**APPLY WHAT YOU READ:**
(a) In the piece on COVID-19 and ethnic health inequalities, how much more likely than White British people were people from BAME households to have lost income and jobs, according to The Independent's BMG poll?
(b) Sum up the piece on COVID-19 and ethnic health inequalities in two sentences.
(c) Continue the piece on COVID-19 and ethnic health inequalities from where it stops.

**EXTRACT:**
########################################
It is for these reasons that COVID-19 and the UK Government response have the potential to amplify existing socio-economic disparities and racial discrimination that undergird ethnic health inequalities. The same factors that predispose people from ethnic minorities to live and work in circumstances that engender chronic ill health are those that will make it harder for these same people to protect themselves from COVID-19 by social distancing. Ethnic minority households are more likely to be overcrowded and multi-generational, minority groups are grossly overrepresented in institutional settings where social distancing is ineffective and impracticable, and they are more likely to be in keyworker occupations where they are compelled to continue at work (Byrne et al., 2020, p.28, 51, 85, 143-6, 149).
Worryingly, we anticipate extremely disproportionate economic impacts from the lockdown that will amplify these social inequalities. As noted above, ethnic minorities have been incorporated into the UK’s segmented labour market in ways that direct them predominantly towards sectors offering few job protections, including a lack of provision for sick leave and sick pay (Qureshi et al., 2014). As such we expect the recently announced loosening of social distancing measures to place BAME groups at the forefront of social exposures, working in occupations that cannot be performed from home. Indeed, the ‘stay alert’ message itself illustrates disinclination to take these inequalities into account.
It is deplorable – but sadly unsurprising – that The Independent’s BMG poll found people from BAME households are almost twice as likely as White British people to have lost income and jobs.
Moving beyond the peaks months, we urge the UK government and devolved administrations to focus on the social determinants of health, and demand action on long-standing inequalities. In order to secure sustained public health preparedness, the UK needs a long-term commitment to improving social protection and social equity for all our communities.
This blog post first appeared on Discover Society on April 30th.
########################################
**MATERIAL SHOWN:**
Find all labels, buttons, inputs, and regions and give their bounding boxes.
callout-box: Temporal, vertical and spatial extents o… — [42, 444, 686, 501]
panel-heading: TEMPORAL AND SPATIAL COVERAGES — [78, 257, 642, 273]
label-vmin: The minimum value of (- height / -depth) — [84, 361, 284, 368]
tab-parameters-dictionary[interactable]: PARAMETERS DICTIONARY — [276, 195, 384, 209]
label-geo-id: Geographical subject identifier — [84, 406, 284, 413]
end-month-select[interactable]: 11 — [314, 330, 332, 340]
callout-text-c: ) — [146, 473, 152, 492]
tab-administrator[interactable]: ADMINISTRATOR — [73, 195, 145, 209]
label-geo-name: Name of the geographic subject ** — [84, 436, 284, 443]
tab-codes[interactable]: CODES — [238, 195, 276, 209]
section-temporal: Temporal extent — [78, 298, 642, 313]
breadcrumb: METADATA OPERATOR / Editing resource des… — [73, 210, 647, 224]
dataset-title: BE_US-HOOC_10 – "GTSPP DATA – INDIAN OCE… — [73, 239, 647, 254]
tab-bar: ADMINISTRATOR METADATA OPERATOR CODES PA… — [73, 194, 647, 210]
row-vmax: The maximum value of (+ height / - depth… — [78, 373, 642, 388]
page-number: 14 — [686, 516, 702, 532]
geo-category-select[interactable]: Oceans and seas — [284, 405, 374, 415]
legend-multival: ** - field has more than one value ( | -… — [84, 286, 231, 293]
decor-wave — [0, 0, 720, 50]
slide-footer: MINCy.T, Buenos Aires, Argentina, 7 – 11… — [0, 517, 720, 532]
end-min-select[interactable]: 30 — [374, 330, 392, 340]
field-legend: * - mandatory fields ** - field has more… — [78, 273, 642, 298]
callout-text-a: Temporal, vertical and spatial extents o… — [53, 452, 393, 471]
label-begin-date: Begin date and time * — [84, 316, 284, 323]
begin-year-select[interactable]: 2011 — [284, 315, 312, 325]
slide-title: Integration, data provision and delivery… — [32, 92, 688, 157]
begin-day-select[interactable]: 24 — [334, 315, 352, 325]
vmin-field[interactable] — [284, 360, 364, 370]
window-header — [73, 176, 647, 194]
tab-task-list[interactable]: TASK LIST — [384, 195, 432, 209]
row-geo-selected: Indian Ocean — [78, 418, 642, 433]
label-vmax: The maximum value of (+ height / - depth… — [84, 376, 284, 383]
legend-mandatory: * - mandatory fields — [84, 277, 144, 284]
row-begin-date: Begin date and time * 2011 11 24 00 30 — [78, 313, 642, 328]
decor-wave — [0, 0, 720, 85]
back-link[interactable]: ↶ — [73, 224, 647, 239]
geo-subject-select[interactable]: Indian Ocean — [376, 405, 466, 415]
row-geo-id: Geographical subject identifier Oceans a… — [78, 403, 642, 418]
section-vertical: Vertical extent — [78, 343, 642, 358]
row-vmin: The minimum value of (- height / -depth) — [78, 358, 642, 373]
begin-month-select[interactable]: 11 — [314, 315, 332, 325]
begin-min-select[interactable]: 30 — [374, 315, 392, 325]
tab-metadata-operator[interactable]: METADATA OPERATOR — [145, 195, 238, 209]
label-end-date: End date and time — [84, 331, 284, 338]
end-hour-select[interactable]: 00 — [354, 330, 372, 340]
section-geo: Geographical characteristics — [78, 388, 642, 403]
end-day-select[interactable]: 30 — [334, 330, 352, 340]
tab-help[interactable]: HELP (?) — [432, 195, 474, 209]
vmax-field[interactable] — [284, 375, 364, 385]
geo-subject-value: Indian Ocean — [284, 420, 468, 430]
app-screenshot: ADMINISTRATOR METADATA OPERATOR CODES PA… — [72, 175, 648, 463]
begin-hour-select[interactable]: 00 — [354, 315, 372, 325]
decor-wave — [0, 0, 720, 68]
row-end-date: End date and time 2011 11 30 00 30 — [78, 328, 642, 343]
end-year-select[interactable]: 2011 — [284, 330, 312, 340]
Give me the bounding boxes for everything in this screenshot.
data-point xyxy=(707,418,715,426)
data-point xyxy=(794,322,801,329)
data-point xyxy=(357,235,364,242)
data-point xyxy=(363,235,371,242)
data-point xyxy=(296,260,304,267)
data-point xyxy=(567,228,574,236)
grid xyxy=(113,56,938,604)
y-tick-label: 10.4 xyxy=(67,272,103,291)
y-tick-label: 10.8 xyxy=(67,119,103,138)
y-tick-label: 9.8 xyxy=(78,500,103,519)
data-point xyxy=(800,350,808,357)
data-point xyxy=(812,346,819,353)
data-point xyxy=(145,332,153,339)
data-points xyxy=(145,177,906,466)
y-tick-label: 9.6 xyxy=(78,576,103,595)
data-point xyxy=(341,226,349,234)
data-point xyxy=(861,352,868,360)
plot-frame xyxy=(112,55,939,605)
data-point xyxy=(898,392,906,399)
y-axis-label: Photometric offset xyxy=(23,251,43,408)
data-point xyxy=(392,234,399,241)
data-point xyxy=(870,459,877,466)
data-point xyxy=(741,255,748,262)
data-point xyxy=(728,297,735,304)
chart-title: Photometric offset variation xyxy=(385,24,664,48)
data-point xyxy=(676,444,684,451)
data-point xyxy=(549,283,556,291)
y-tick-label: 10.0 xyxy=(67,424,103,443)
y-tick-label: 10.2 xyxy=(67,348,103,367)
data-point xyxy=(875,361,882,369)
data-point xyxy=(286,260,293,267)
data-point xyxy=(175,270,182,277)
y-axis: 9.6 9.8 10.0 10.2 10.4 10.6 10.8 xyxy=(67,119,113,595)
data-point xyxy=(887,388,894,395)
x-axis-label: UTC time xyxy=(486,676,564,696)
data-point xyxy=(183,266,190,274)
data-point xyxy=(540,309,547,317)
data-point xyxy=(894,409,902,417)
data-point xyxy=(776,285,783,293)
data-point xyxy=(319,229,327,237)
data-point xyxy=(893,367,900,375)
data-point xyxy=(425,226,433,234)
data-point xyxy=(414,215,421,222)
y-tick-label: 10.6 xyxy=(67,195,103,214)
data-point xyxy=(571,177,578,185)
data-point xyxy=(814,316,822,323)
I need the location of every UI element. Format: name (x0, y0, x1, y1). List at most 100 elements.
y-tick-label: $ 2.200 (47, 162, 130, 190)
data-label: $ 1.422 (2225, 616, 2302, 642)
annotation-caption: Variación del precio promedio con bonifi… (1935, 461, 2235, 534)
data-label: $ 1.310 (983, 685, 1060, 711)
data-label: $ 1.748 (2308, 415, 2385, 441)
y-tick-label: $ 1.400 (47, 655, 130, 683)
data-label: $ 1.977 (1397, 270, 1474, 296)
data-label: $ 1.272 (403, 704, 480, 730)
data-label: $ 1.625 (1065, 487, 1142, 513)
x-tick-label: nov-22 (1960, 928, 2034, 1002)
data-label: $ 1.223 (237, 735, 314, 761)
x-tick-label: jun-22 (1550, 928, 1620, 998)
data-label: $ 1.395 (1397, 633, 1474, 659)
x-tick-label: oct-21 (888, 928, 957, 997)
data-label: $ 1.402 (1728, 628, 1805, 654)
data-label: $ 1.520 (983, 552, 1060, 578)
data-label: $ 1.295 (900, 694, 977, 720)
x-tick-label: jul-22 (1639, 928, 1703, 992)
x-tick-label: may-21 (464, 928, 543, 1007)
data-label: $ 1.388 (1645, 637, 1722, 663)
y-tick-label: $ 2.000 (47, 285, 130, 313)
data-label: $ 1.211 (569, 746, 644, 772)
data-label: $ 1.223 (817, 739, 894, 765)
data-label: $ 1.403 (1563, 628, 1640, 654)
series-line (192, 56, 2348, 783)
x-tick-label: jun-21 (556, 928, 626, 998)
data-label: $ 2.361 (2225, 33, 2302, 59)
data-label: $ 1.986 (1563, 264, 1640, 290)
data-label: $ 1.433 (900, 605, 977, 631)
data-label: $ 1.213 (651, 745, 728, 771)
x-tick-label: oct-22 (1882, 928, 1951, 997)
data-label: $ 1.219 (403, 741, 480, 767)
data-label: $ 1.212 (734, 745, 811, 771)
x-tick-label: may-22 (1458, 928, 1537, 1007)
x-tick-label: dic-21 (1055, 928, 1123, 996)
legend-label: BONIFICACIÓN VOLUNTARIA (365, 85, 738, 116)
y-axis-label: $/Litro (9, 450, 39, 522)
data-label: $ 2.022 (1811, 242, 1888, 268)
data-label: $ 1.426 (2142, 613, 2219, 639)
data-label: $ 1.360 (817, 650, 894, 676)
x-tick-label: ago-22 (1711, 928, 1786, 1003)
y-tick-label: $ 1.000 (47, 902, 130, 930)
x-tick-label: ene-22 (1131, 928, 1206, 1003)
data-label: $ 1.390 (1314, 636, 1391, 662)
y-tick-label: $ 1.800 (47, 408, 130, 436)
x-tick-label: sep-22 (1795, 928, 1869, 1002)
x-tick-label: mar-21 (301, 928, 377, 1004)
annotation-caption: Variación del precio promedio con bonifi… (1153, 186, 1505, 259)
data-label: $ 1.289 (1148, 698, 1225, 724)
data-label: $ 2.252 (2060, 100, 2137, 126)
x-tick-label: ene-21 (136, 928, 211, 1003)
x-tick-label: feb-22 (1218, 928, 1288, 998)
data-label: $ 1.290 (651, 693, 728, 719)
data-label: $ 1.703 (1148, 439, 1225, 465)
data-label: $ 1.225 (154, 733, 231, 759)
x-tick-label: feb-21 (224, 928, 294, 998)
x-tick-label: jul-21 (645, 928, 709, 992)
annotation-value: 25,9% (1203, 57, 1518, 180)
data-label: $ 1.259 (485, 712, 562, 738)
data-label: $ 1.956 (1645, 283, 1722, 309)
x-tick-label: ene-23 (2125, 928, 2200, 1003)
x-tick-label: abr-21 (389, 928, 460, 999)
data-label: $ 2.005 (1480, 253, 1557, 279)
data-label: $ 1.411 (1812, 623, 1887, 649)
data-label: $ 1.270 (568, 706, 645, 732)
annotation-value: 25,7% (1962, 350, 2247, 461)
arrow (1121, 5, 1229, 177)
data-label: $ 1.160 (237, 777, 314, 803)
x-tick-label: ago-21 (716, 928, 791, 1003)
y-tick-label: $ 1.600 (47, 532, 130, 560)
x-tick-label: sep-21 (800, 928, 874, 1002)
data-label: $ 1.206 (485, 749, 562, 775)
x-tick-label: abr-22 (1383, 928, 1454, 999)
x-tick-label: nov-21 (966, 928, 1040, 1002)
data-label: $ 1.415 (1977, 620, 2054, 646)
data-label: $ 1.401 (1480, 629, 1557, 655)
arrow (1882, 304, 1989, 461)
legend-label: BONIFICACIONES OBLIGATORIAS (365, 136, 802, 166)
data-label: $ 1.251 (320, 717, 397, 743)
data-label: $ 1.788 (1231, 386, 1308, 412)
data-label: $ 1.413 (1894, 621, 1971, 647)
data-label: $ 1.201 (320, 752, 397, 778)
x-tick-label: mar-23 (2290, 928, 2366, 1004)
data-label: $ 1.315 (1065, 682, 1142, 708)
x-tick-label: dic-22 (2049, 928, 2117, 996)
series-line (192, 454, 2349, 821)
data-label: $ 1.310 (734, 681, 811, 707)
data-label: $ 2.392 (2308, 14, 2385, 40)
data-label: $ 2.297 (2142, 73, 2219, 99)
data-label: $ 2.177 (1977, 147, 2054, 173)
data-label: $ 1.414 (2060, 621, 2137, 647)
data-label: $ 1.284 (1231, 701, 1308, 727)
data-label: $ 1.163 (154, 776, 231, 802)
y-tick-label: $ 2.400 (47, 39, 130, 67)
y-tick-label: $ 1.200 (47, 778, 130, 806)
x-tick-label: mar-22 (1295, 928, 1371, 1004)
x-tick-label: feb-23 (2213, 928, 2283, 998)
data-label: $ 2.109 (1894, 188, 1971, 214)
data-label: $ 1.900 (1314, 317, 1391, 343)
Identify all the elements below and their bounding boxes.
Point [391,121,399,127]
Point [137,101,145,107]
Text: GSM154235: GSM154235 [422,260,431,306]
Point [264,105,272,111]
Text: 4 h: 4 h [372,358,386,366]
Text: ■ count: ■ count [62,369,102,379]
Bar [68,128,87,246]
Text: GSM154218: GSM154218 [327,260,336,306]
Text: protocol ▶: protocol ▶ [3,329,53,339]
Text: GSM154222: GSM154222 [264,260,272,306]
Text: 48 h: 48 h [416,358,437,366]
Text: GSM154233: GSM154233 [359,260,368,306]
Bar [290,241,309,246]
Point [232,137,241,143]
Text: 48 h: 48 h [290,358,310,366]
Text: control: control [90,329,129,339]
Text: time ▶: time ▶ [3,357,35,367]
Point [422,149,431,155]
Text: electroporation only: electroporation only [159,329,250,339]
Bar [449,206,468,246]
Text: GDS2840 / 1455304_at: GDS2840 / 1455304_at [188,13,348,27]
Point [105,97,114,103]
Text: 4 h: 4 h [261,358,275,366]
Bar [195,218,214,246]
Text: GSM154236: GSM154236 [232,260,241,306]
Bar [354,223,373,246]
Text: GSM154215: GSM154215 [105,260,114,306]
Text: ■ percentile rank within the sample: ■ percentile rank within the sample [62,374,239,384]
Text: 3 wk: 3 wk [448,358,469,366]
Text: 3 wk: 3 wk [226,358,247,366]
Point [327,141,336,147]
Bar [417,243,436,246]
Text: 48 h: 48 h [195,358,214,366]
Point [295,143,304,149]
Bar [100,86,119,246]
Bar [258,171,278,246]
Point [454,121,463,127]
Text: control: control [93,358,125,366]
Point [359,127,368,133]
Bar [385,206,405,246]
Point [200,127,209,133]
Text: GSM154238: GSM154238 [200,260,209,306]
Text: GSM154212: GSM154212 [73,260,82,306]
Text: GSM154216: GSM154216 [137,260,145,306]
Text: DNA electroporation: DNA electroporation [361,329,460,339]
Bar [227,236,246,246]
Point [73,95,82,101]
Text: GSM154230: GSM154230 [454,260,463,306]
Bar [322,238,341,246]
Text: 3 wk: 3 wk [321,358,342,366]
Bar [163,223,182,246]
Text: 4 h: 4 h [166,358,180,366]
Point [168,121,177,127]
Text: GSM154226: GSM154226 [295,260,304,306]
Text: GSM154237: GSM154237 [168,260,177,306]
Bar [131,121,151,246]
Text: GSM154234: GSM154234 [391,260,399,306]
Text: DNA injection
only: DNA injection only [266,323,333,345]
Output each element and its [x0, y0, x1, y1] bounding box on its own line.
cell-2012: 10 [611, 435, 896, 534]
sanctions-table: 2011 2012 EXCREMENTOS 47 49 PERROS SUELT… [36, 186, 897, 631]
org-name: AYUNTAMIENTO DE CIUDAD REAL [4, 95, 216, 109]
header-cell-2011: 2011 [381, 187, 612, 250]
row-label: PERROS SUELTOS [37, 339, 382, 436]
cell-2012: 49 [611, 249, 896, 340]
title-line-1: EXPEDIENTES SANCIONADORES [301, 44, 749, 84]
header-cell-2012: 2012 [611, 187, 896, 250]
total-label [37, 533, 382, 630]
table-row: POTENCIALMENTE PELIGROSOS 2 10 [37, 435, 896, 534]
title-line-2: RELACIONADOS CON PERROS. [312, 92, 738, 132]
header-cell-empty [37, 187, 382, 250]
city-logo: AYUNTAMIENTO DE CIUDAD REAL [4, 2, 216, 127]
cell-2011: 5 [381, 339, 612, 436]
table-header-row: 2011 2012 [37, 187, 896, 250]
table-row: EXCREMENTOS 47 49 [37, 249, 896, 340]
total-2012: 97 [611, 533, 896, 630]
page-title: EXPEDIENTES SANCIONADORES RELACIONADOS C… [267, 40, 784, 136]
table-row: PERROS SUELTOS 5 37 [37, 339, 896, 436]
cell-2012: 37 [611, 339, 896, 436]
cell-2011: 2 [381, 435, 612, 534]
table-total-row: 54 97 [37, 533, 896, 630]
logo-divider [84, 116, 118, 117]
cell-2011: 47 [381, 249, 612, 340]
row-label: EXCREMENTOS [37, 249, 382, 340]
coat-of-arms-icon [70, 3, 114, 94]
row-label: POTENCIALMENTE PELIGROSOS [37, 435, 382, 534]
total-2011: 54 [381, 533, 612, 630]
########################################
**EXPECTED RESPONSES:**
(a) Almost twice as likely.

(b) COVID-19 and the UK Government response could amplify the socio-economic disparities and racial discrimination behind ethnic health inequalities, since overcrowded housing, institutional settings and keyworker jobs make social distancing harder for ethnic minorities, and the lockdown's economic impacts are expected to fall disproportionately on BAME groups. The authors urge the UK government and devolved administrations to focus on the social determinants of health and commit long-term to improving social protection and social equity for all communities.

(c)
Biographies
Nasar Meer is Professor of Race, Identity and Citizenship at the University of Edinburgh and a Commissioner on the Post-COVID-19 Futures Commission convened by the Royal Society of Edinburgh (RSE). @NasarMeer
Kaveri Qureshi is a Lecturer in Global Health Equity in the School of Social and Political Science at the University of Edinburgh. @KaveriQureshi
Ben Kasstan is a medical anthropologist based at the Department of Sociology & Anthropology at the Hebrew University of Jerusalem, and affiliated with the University of Sussex. @kasstanb
Sarah Hill is a Senior Lecturer in the Global Health Policy Unit at the University of Edinburgh. @sarahhilltop
References
Byrne, B., C. Alexander, O. Khan, J. Nazroo, and W. Shankley (eds). (2020). Race and inequality in the UK: State of the nation. Bristol: Policy Press.
Hill, S. (2015) ‘Axes of health inequalities and intersectionality’, in: K. Smith, C. Bambra and S. Hill (eds) Health inequalities: critical perspectives. Oxford: Oxford University Press.
Meer, N. (2020) ‘Race and Social Policy: challenges and contestations’, Social Policy Review, 32, 5-23.
Nazroo J (2017). Ethnicity, social inequality and health. Socialist Health Association blog, 17 December. URL: https://www.sochealth.co.uk/2017/12/31/ethnicity-social-inequality-health-2/
Qureshi, K. (2019) Chronic illness in a Pakistani labour diaspora. Durham: Carolina Academic Press.
Qureshi, K., et al. (2014) ‘Long‐term ill health and the social embeddedness of work: a study in a post‐industrial, multi‐ethnic locality in the UK’, Sociology of Health & Illness, 36(7), 955-969.
Salway, S. et al. (2020) ‘Transforming the health system for the UK’s multiethnic population’, British Medical Journal, 368.
Williams D. and Mohammed S. (2013) ‘Racism and health I: Pathways and scientific evidence’, American Behavioral Scientist, 57(8): 1152–1173.